> _Objective_:
Copy each line containing the word "הרשות" from the records that follow, please.

(Source records)
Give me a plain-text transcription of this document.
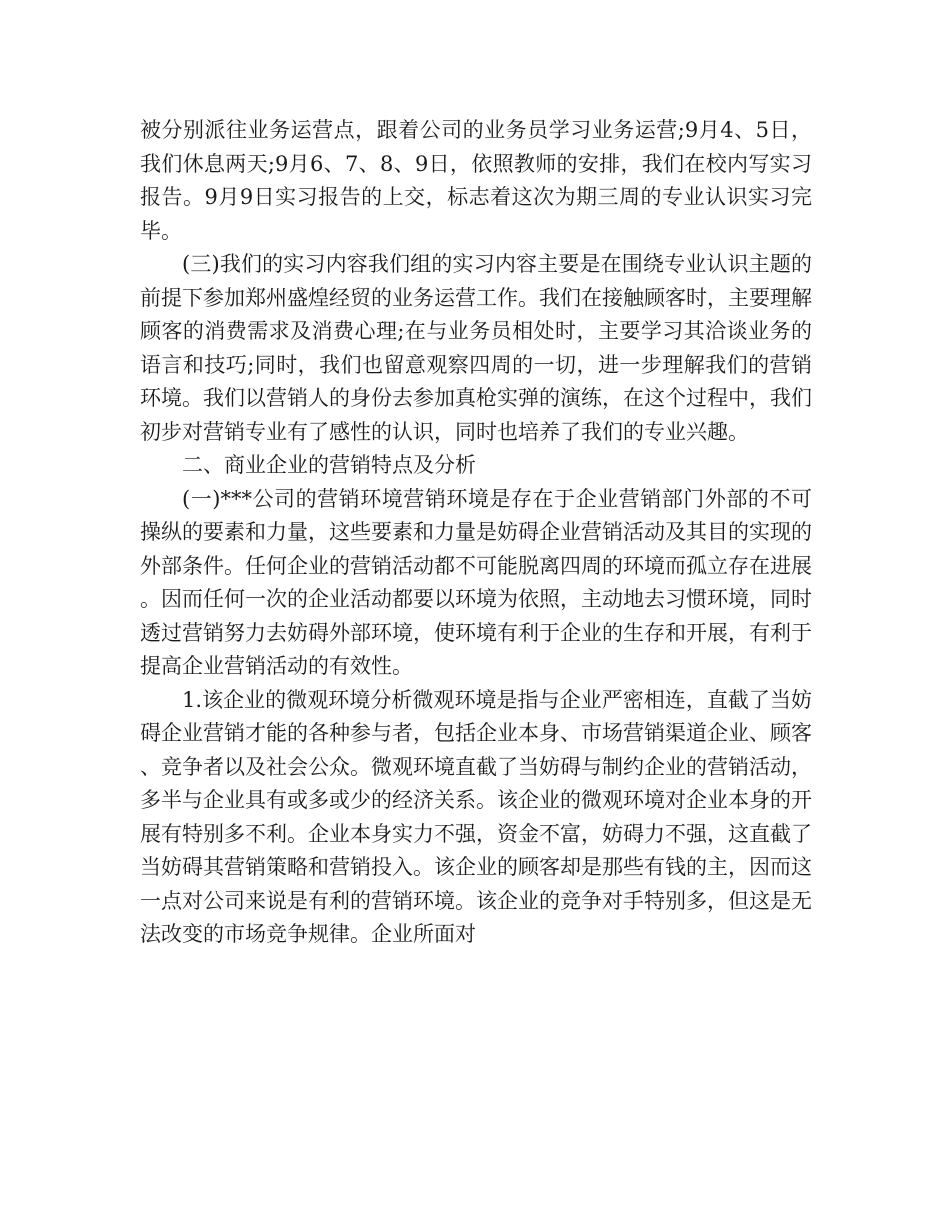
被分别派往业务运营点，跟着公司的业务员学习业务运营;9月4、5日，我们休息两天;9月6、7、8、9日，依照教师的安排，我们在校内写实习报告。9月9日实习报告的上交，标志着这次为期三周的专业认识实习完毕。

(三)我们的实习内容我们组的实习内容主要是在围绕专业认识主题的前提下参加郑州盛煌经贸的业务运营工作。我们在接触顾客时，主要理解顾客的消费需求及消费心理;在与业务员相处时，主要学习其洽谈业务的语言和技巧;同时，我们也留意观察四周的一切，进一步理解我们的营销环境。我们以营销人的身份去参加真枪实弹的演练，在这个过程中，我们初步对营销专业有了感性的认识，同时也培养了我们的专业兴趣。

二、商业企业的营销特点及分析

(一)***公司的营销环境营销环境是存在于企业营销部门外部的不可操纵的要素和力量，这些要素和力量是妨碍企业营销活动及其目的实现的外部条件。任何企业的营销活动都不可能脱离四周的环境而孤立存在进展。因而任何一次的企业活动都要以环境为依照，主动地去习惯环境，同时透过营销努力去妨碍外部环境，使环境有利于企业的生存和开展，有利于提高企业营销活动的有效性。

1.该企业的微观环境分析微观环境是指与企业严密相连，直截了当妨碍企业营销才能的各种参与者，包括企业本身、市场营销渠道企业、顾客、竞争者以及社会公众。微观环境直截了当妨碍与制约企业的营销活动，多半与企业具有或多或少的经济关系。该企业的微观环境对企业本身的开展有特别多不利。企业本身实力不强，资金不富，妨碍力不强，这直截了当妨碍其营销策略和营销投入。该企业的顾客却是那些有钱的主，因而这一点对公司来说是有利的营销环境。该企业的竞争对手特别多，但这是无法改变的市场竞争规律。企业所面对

---

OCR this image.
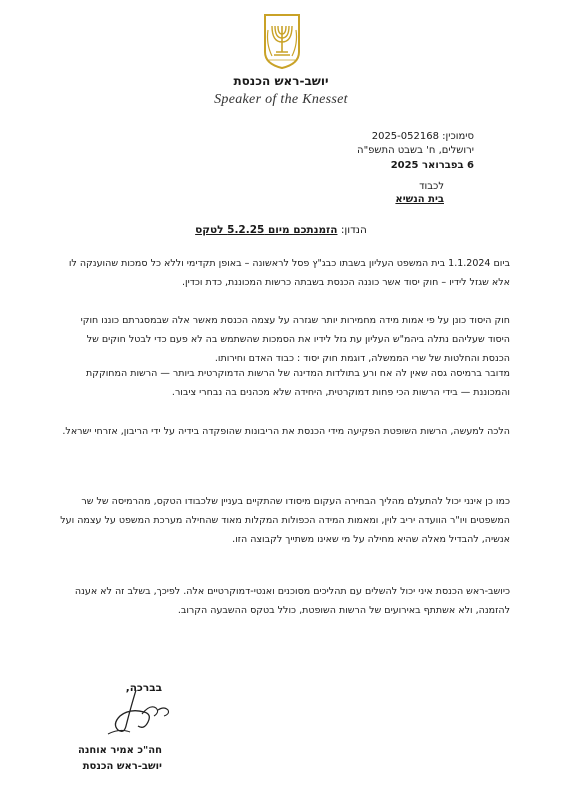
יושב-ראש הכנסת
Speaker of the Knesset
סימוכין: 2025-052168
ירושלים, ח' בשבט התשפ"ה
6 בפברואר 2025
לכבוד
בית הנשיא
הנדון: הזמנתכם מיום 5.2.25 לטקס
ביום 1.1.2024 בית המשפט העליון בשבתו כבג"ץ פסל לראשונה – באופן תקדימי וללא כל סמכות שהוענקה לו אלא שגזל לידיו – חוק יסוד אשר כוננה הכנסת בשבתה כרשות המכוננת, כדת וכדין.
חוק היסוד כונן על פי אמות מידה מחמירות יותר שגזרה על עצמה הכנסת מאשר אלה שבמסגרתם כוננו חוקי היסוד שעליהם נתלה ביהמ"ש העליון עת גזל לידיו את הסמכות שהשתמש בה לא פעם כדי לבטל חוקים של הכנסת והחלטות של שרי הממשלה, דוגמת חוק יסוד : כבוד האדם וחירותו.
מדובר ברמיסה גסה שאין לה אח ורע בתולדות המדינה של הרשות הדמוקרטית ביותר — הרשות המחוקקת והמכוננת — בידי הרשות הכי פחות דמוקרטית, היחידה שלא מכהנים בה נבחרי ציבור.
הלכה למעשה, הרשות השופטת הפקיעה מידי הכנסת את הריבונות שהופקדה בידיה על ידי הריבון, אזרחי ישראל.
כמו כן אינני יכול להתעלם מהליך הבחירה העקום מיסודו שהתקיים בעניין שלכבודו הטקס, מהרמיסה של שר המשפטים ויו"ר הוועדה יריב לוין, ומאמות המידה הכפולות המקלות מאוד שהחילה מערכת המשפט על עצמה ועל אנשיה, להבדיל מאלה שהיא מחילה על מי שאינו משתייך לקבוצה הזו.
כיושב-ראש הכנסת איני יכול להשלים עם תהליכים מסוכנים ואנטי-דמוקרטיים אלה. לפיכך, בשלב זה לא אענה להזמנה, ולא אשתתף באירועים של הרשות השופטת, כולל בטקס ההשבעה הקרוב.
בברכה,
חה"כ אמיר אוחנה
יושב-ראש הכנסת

> _Solution to this task_:
מדובר ברמיסה גסה שאין לה אח ורע בתולדות המדינה של הרשות הדמוקרטית ביותר — הרשות המחוקקת והמכוננת — בידי הרשות הכי פחות דמוקרטית, היחידה שלא מכהנים בה נבחרי ציבור.
הלכה למעשה, הרשות השופטת הפקיעה מידי הכנסת את הריבונות שהופקדה בידיה על ידי הריבון, אזרחי ישראל.
כיושב-ראש הכנסת איני יכול להשלים עם תהליכים מסוכנים ואנטי-דמוקרטיים אלה. לפיכך, בשלב זה לא אענה להזמנה, ולא אשתתף באירועים של הרשות השופטת, כולל בטקס ההשבעה הקרוב.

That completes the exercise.